▸ Exercise description: From the records below, pull each line that has "this".

:: Record excerpts ::

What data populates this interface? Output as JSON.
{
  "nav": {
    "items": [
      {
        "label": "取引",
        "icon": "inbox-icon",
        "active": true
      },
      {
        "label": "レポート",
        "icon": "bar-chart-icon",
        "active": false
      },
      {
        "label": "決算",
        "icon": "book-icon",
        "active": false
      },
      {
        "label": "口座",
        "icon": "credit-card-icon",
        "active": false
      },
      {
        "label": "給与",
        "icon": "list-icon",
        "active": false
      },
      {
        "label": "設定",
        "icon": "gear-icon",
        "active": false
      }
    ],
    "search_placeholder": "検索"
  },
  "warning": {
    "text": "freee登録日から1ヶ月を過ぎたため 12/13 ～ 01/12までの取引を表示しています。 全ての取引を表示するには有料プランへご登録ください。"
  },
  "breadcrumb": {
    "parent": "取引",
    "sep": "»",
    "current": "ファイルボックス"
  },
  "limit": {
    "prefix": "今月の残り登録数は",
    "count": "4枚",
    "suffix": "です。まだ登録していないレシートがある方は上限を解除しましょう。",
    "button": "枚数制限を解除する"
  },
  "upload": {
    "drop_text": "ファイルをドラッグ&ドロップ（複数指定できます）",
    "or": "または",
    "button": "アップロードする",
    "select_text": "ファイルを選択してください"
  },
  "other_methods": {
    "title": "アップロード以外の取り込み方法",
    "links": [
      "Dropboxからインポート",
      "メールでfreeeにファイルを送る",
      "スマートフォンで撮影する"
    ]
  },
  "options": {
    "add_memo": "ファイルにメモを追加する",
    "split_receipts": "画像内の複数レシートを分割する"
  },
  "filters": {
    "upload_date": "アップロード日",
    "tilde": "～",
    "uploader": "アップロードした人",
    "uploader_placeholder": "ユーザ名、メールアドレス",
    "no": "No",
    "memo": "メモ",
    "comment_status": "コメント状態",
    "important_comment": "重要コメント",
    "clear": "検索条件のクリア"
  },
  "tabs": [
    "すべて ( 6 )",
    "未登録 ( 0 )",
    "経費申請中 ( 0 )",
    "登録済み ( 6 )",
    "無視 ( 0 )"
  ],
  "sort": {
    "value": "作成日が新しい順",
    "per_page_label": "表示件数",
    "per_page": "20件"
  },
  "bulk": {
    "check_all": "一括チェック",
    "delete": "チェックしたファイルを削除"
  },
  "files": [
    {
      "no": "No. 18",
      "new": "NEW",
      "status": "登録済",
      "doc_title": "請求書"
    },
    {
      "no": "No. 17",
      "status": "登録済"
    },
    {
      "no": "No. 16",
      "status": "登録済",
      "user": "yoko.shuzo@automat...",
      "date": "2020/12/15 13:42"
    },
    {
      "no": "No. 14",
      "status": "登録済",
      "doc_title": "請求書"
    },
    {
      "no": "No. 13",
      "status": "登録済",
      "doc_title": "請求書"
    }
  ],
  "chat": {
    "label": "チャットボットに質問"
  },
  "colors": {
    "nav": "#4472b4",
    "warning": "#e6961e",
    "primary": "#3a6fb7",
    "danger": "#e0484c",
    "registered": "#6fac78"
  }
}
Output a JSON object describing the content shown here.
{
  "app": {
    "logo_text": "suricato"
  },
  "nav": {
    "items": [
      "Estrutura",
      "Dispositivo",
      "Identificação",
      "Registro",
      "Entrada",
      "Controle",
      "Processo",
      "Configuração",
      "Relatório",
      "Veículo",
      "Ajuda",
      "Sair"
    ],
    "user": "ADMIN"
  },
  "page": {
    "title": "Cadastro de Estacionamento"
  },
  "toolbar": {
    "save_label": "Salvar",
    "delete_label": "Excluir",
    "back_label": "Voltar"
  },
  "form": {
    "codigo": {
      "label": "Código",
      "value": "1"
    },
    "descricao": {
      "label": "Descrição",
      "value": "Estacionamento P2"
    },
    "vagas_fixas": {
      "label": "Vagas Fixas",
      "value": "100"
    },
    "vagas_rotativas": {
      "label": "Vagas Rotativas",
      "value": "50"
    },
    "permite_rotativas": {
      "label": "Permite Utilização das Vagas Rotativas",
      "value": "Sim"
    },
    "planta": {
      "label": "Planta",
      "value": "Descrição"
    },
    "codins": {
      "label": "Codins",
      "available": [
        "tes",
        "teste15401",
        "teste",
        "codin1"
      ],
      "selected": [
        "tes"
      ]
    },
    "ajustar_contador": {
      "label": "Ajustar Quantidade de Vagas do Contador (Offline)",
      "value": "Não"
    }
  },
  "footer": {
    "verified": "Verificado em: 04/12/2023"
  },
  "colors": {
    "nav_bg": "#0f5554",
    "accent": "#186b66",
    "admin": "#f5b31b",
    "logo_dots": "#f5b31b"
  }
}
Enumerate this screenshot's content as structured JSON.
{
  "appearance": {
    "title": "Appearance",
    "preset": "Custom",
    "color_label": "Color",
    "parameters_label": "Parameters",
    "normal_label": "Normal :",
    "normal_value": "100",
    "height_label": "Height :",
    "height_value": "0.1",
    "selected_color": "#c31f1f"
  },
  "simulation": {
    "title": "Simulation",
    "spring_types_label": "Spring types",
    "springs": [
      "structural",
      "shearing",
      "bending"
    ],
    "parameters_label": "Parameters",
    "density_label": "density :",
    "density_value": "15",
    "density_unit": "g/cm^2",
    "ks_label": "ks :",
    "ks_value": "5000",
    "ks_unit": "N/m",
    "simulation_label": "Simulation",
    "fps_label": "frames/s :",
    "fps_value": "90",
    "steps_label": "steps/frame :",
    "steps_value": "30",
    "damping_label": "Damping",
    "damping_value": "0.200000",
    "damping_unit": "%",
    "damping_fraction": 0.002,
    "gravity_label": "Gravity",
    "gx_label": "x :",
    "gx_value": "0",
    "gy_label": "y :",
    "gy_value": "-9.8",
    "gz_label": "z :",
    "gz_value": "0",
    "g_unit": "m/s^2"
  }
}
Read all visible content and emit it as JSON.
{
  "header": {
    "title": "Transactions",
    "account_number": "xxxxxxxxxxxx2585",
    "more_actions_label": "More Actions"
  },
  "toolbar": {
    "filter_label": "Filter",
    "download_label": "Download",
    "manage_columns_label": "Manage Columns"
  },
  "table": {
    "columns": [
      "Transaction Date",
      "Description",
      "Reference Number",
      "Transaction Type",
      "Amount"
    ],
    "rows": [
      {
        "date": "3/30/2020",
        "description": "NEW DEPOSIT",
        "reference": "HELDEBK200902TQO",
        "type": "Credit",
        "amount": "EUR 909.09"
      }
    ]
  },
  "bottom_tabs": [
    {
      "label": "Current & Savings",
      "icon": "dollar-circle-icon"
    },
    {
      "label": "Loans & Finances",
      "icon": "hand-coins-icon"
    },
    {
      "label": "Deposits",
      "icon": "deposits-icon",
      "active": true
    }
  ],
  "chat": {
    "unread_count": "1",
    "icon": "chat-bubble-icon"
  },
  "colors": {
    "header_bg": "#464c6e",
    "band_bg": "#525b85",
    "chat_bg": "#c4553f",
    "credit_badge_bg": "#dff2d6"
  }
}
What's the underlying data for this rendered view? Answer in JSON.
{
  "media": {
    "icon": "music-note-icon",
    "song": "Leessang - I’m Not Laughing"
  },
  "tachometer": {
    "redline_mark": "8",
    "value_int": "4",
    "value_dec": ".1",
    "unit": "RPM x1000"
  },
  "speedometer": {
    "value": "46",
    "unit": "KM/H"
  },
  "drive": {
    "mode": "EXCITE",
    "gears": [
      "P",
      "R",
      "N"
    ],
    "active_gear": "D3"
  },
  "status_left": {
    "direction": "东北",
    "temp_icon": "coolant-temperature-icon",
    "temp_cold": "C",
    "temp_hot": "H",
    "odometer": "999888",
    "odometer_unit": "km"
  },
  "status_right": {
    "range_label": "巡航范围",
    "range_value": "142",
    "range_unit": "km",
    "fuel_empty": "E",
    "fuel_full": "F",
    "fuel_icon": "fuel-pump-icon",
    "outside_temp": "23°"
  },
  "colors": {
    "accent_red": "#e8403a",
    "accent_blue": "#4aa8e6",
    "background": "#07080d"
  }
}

:::

▸ Output of the exercise:
What data populates this interface? Output as JSON.
Enumerate this screenshot's content as structured JSON.
What's the underlying data for this rendered view? Answer in JSON.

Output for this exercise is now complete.